Written request: Only the number is wanted: how many lines of the data contain "Polecam"?

Data for this exercise:
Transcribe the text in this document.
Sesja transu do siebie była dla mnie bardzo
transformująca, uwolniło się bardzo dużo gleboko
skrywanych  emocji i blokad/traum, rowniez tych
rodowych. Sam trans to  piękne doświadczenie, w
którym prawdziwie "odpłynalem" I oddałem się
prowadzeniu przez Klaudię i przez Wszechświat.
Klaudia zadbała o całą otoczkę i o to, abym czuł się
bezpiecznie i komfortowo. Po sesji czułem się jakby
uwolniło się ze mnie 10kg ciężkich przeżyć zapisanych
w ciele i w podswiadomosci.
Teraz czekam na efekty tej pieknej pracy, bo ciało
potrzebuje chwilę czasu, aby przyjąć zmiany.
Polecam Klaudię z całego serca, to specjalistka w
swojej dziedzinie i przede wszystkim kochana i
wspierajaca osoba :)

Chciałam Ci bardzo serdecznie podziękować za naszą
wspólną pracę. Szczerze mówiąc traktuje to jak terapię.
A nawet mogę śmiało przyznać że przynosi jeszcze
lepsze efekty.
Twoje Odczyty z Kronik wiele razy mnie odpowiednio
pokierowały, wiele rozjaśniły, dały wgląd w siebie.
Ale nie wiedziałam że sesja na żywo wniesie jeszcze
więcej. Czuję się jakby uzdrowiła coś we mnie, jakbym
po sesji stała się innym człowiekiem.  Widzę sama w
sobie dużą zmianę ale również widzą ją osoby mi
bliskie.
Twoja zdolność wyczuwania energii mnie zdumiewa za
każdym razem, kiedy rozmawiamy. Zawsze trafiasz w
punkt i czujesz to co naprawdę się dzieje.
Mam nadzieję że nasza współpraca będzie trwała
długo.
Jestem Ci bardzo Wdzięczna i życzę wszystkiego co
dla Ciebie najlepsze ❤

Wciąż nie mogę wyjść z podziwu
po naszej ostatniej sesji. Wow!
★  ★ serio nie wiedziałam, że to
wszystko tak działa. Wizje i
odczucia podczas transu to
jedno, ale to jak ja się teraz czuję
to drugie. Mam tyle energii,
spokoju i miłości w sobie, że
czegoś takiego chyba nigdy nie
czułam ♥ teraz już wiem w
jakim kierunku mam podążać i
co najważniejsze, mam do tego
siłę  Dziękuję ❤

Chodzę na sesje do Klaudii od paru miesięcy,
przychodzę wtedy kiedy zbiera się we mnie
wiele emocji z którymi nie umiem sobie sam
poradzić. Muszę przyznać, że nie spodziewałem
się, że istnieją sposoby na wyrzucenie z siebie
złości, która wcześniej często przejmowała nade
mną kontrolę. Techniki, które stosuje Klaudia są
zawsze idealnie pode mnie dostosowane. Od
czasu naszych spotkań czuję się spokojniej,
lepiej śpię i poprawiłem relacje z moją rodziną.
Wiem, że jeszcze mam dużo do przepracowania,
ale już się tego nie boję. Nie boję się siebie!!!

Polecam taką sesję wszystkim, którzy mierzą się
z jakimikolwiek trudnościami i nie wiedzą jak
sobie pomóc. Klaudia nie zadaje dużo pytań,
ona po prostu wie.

The completed task: 2